(Dataset items)

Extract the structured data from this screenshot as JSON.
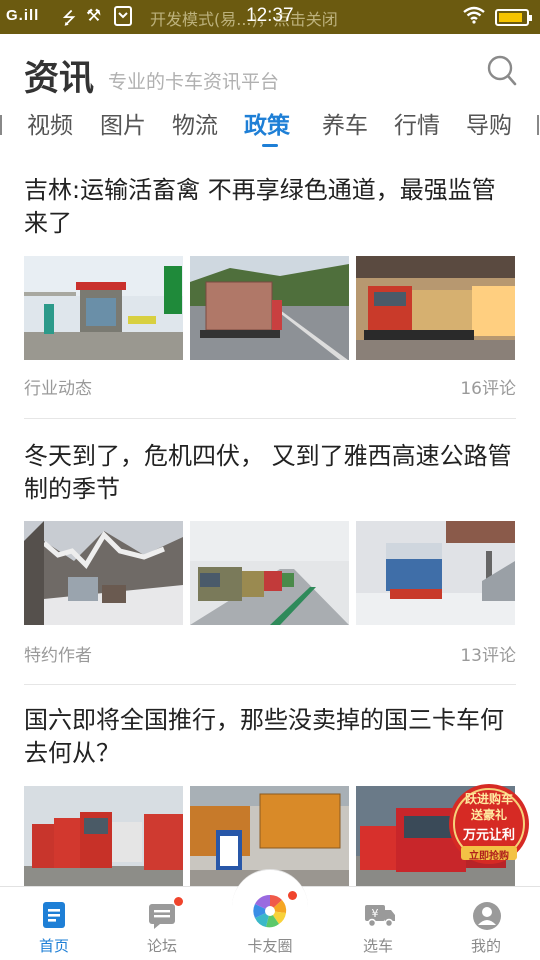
{
  "status_bar": {
    "signal": "G.ill",
    "notice": "开发模式(易...)，点击关闭",
    "time": "12:37",
    "battery_level_percent": 90
  },
  "header": {
    "title": "资讯",
    "slogan": "专业的卡车资讯平台"
  },
  "tabs": [
    "视频",
    "图片",
    "物流",
    "政策",
    "养车",
    "行情",
    "导购"
  ],
  "active_tab": "政策",
  "articles": [
    {
      "title": "吉林:运输活畜禽 不再享绿色通道，最强监管来了",
      "source": "行业动态",
      "comments": "16评论",
      "images": [
        "toll-station-photo",
        "livestock-truck-highway-photo",
        "red-truck-warehouse-photo"
      ]
    },
    {
      "title": "冬天到了，危机四伏， 又到了雅西高速公路管制的季节",
      "source": "特约作者",
      "comments": "13评论",
      "images": [
        "snowy-mountain-road-photo",
        "truck-queue-snow-highway-photo",
        "covered-truck-snow-photo"
      ]
    },
    {
      "title": "国六即将全国推行，那些没卖掉的国三卡车何去何从？",
      "source": "",
      "comments": "",
      "images": [
        "red-tractor-trucks-lot-photo",
        "orange-dump-trucks-photo",
        "red-truck-dealership-photo"
      ]
    }
  ],
  "promo": {
    "line1": "跃进购车",
    "line2": "送豪礼",
    "line3": "万元让利",
    "line4": "立即抢购"
  },
  "bottom_nav": [
    {
      "label": "首页",
      "icon": "news-icon",
      "active": true
    },
    {
      "label": "论坛",
      "icon": "forum-icon",
      "active": false
    },
    {
      "label": "卡友圈",
      "icon": "pinwheel-icon",
      "active": false
    },
    {
      "label": "选车",
      "icon": "truck-price-icon",
      "active": false
    },
    {
      "label": "我的",
      "icon": "profile-icon",
      "active": false
    }
  ],
  "colors": {
    "accent": "#1e7fd6",
    "status_bar": "#6b5a10",
    "badge_red": "#f0442c"
  }
}
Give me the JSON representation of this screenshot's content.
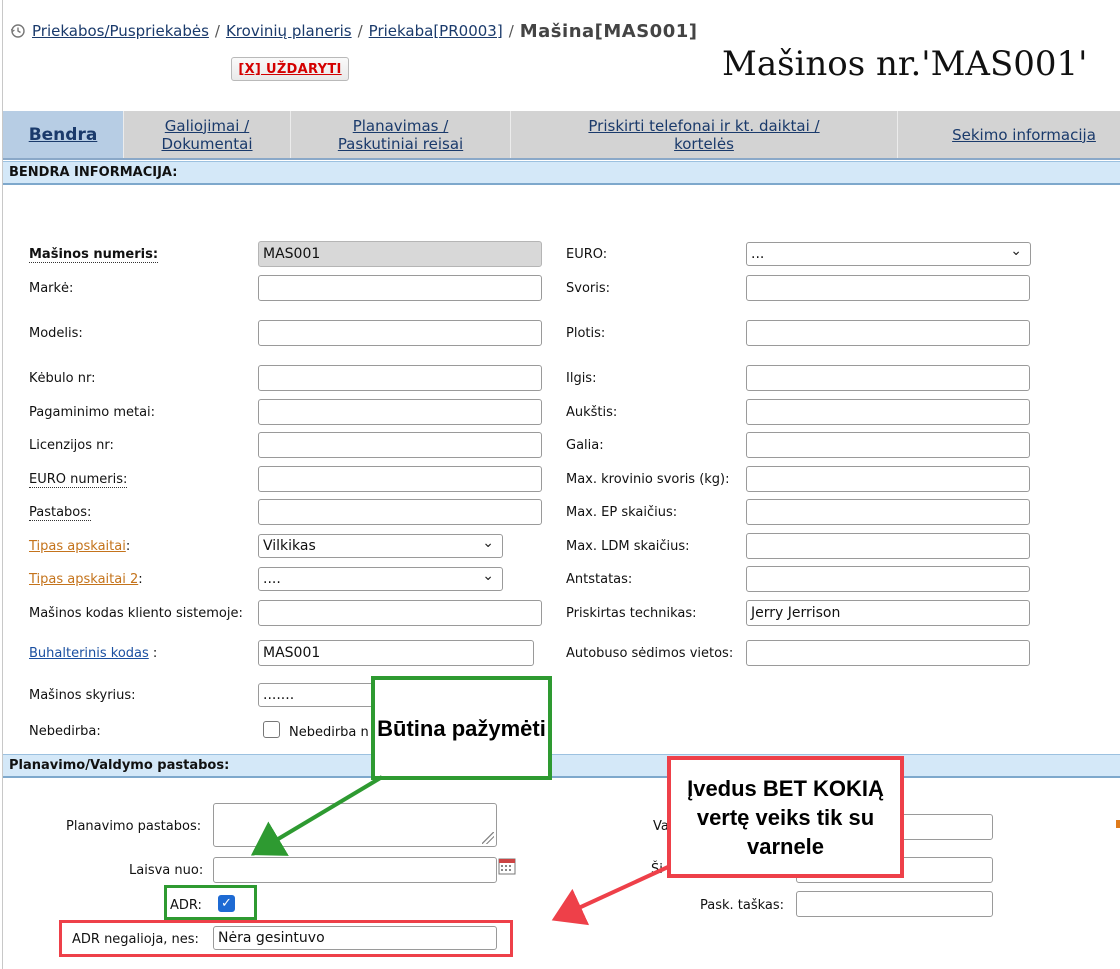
{
  "breadcrumb": {
    "items": [
      "Priekabos/Puspriekabės",
      "Krovinių planeris",
      "Priekaba[PR0003]"
    ],
    "current": "Mašina[MAS001]",
    "separator": "/"
  },
  "close_button": "[X] UŽDARYTI",
  "page_title": "Mašinos nr.'MAS001'",
  "tabs": [
    {
      "line1": "Bendra",
      "line2": ""
    },
    {
      "line1": "Galiojimai /",
      "line2": "Dokumentai"
    },
    {
      "line1": "Planavimas /",
      "line2": "Paskutiniai reisai"
    },
    {
      "line1": "Priskirti telefonai ir kt. daiktai /",
      "line2": "kortelės"
    },
    {
      "line1": "Sekimo informacija",
      "line2": ""
    }
  ],
  "section1": "BENDRA INFORMACIJA:",
  "section2": "Planavimo/Valdymo pastabos:",
  "left_fields": {
    "masinos_numeris": {
      "label": "Mašinos numeris:",
      "value": "MAS001"
    },
    "marke": {
      "label": "Markė:",
      "value": ""
    },
    "modelis": {
      "label": "Modelis:",
      "value": ""
    },
    "kebulo_nr": {
      "label": "Kėbulo nr:",
      "value": ""
    },
    "pagaminimo_metai": {
      "label": "Pagaminimo metai:",
      "value": ""
    },
    "licenzijos_nr": {
      "label": "Licenzijos nr:",
      "value": ""
    },
    "euro_numeris": {
      "label": "EURO numeris:",
      "value": ""
    },
    "pastabos": {
      "label": "Pastabos:",
      "value": ""
    },
    "tipas_apskaitai": {
      "label": "Tipas apskaitai",
      "suffix": ":",
      "value": "Vilkikas"
    },
    "tipas_apskaitai_2": {
      "label": "Tipas apskaitai 2",
      "suffix": ":",
      "value": "...."
    },
    "kodas_kliento": {
      "label": "Mašinos kodas kliento sistemoje:",
      "value": ""
    },
    "buhalterinis": {
      "label": "Buhalterinis kodas",
      "suffix": " :",
      "value": "MAS001"
    },
    "skyrius": {
      "label": "Mašinos skyrius:",
      "value": "......."
    },
    "nebedirba": {
      "label": "Nebedirba:",
      "checkbox_label": "Nebedirba n"
    }
  },
  "right_fields": {
    "euro": {
      "label": "EURO:",
      "value": "..."
    },
    "svoris": {
      "label": "Svoris:",
      "value": ""
    },
    "plotis": {
      "label": "Plotis:",
      "value": ""
    },
    "ilgis": {
      "label": "Ilgis:",
      "value": ""
    },
    "aukstis": {
      "label": "Aukštis:",
      "value": ""
    },
    "galia": {
      "label": "Galia:",
      "value": ""
    },
    "max_svoris": {
      "label": "Max. krovinio svoris (kg):",
      "value": ""
    },
    "max_ep": {
      "label": "Max. EP skaičius:",
      "value": ""
    },
    "max_ldm": {
      "label": "Max. LDM skaičius:",
      "value": ""
    },
    "antstatas": {
      "label": "Antstatas:",
      "value": ""
    },
    "technikas": {
      "label": "Priskirtas technikas:",
      "value": "Jerry Jerrison"
    },
    "sedimos_vietos": {
      "label": "Autobuso sėdimos vietos:",
      "value": ""
    }
  },
  "planning": {
    "pastabos": {
      "label": "Planavimo pastabos:",
      "value": ""
    },
    "laisva_nuo": {
      "label": "Laisva nuo:",
      "value": ""
    },
    "adr": {
      "label": "ADR:",
      "checked": true
    },
    "adr_negalioja": {
      "label": "ADR negalioja, nes:",
      "value": "Nėra gesintuvo"
    },
    "right_partial_1": "Va",
    "right_partial_2": "Ši",
    "pask_taskas": {
      "label": "Pask. taškas:",
      "value": ""
    }
  },
  "annotations": {
    "note_green": "Būtina pažymėti",
    "note_red": "Įvedus  BET KOKIĄ vertę veiks tik su varnele",
    "green_color": "#2e9a31",
    "red_color": "#ee4049"
  },
  "icons": {
    "history": "history-icon",
    "calendar": "calendar-icon",
    "resize": "resize-grip-icon"
  }
}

— WHAT THIS TASK INVOLVES —
Write out again every line above exactly as given; the pictures do not belong in the copy.

— SOLVED PROBLEM —
Extract the structured data from this screenshot as JSON.
{
  "status_bar": {
    "signal": "G.ill",
    "notice": "开发模式(易...)，点击关闭",
    "time": "12:37",
    "battery_level_percent": 90
  },
  "header": {
    "title": "资讯",
    "slogan": "专业的卡车资讯平台"
  },
  "tabs": [
    "视频",
    "图片",
    "物流",
    "政策",
    "养车",
    "行情",
    "导购"
  ],
  "active_tab": "政策",
  "articles": [
    {
      "title": "吉林:运输活畜禽 不再享绿色通道，最强监管来了",
      "source": "行业动态",
      "comments": "16评论",
      "images": [
        "toll-station-photo",
        "livestock-truck-highway-photo",
        "red-truck-warehouse-photo"
      ]
    },
    {
      "title": "冬天到了，危机四伏， 又到了雅西高速公路管制的季节",
      "source": "特约作者",
      "comments": "13评论",
      "images": [
        "snowy-mountain-road-photo",
        "truck-queue-snow-highway-photo",
        "covered-truck-snow-photo"
      ]
    },
    {
      "title": "国六即将全国推行，那些没卖掉的国三卡车何去何从？",
      "source": "",
      "comments": "",
      "images": [
        "red-tractor-trucks-lot-photo",
        "orange-dump-trucks-photo",
        "red-truck-dealership-photo"
      ]
    }
  ],
  "promo": {
    "line1": "跃进购车",
    "line2": "送豪礼",
    "line3": "万元让利",
    "line4": "立即抢购"
  },
  "bottom_nav": [
    {
      "label": "首页",
      "icon": "news-icon",
      "active": true
    },
    {
      "label": "论坛",
      "icon": "forum-icon",
      "active": false
    },
    {
      "label": "卡友圈",
      "icon": "pinwheel-icon",
      "active": false
    },
    {
      "label": "选车",
      "icon": "truck-price-icon",
      "active": false
    },
    {
      "label": "我的",
      "icon": "profile-icon",
      "active": false
    }
  ],
  "colors": {
    "accent": "#1e7fd6",
    "status_bar": "#6b5a10",
    "badge_red": "#f0442c"
  }
}
Give me the JSON representation of this screenshot's content.
{
  "breadcrumb": {
    "items": [
      "Priekabos/Puspriekabės",
      "Krovinių planeris",
      "Priekaba[PR0003]"
    ],
    "current": "Mašina[MAS001]",
    "separator": "/"
  },
  "close_button": "[X] UŽDARYTI",
  "page_title": "Mašinos nr.'MAS001'",
  "tabs": [
    {
      "line1": "Bendra",
      "line2": ""
    },
    {
      "line1": "Galiojimai /",
      "line2": "Dokumentai"
    },
    {
      "line1": "Planavimas /",
      "line2": "Paskutiniai reisai"
    },
    {
      "line1": "Priskirti telefonai ir kt. daiktai /",
      "line2": "kortelės"
    },
    {
      "line1": "Sekimo informacija",
      "line2": ""
    }
  ],
  "section1": "BENDRA INFORMACIJA:",
  "section2": "Planavimo/Valdymo pastabos:",
  "left_fields": {
    "masinos_numeris": {
      "label": "Mašinos numeris:",
      "value": "MAS001"
    },
    "marke": {
      "label": "Markė:",
      "value": ""
    },
    "modelis": {
      "label": "Modelis:",
      "value": ""
    },
    "kebulo_nr": {
      "label": "Kėbulo nr:",
      "value": ""
    },
    "pagaminimo_metai": {
      "label": "Pagaminimo metai:",
      "value": ""
    },
    "licenzijos_nr": {
      "label": "Licenzijos nr:",
      "value": ""
    },
    "euro_numeris": {
      "label": "EURO numeris:",
      "value": ""
    },
    "pastabos": {
      "label": "Pastabos:",
      "value": ""
    },
    "tipas_apskaitai": {
      "label": "Tipas apskaitai",
      "suffix": ":",
      "value": "Vilkikas"
    },
    "tipas_apskaitai_2": {
      "label": "Tipas apskaitai 2",
      "suffix": ":",
      "value": "...."
    },
    "kodas_kliento": {
      "label": "Mašinos kodas kliento sistemoje:",
      "value": ""
    },
    "buhalterinis": {
      "label": "Buhalterinis kodas",
      "suffix": " :",
      "value": "MAS001"
    },
    "skyrius": {
      "label": "Mašinos skyrius:",
      "value": "......."
    },
    "nebedirba": {
      "label": "Nebedirba:",
      "checkbox_label": "Nebedirba n"
    }
  },
  "right_fields": {
    "euro": {
      "label": "EURO:",
      "value": "..."
    },
    "svoris": {
      "label": "Svoris:",
      "value": ""
    },
    "plotis": {
      "label": "Plotis:",
      "value": ""
    },
    "ilgis": {
      "label": "Ilgis:",
      "value": ""
    },
    "aukstis": {
      "label": "Aukštis:",
      "value": ""
    },
    "galia": {
      "label": "Galia:",
      "value": ""
    },
    "max_svoris": {
      "label": "Max. krovinio svoris (kg):",
      "value": ""
    },
    "max_ep": {
      "label": "Max. EP skaičius:",
      "value": ""
    },
    "max_ldm": {
      "label": "Max. LDM skaičius:",
      "value": ""
    },
    "antstatas": {
      "label": "Antstatas:",
      "value": ""
    },
    "technikas": {
      "label": "Priskirtas technikas:",
      "value": "Jerry Jerrison"
    },
    "sedimos_vietos": {
      "label": "Autobuso sėdimos vietos:",
      "value": ""
    }
  },
  "planning": {
    "pastabos": {
      "label": "Planavimo pastabos:",
      "value": ""
    },
    "laisva_nuo": {
      "label": "Laisva nuo:",
      "value": ""
    },
    "adr": {
      "label": "ADR:",
      "checked": true
    },
    "adr_negalioja": {
      "label": "ADR negalioja, nes:",
      "value": "Nėra gesintuvo"
    },
    "right_partial_1": "Va",
    "right_partial_2": "Ši",
    "pask_taskas": {
      "label": "Pask. taškas:",
      "value": ""
    }
  },
  "annotations": {
    "note_green": "Būtina pažymėti",
    "note_red": "Įvedus  BET KOKIĄ vertę veiks tik su varnele",
    "green_color": "#2e9a31",
    "red_color": "#ee4049"
  },
  "icons": {
    "history": "history-icon",
    "calendar": "calendar-icon",
    "resize": "resize-grip-icon"
  }
}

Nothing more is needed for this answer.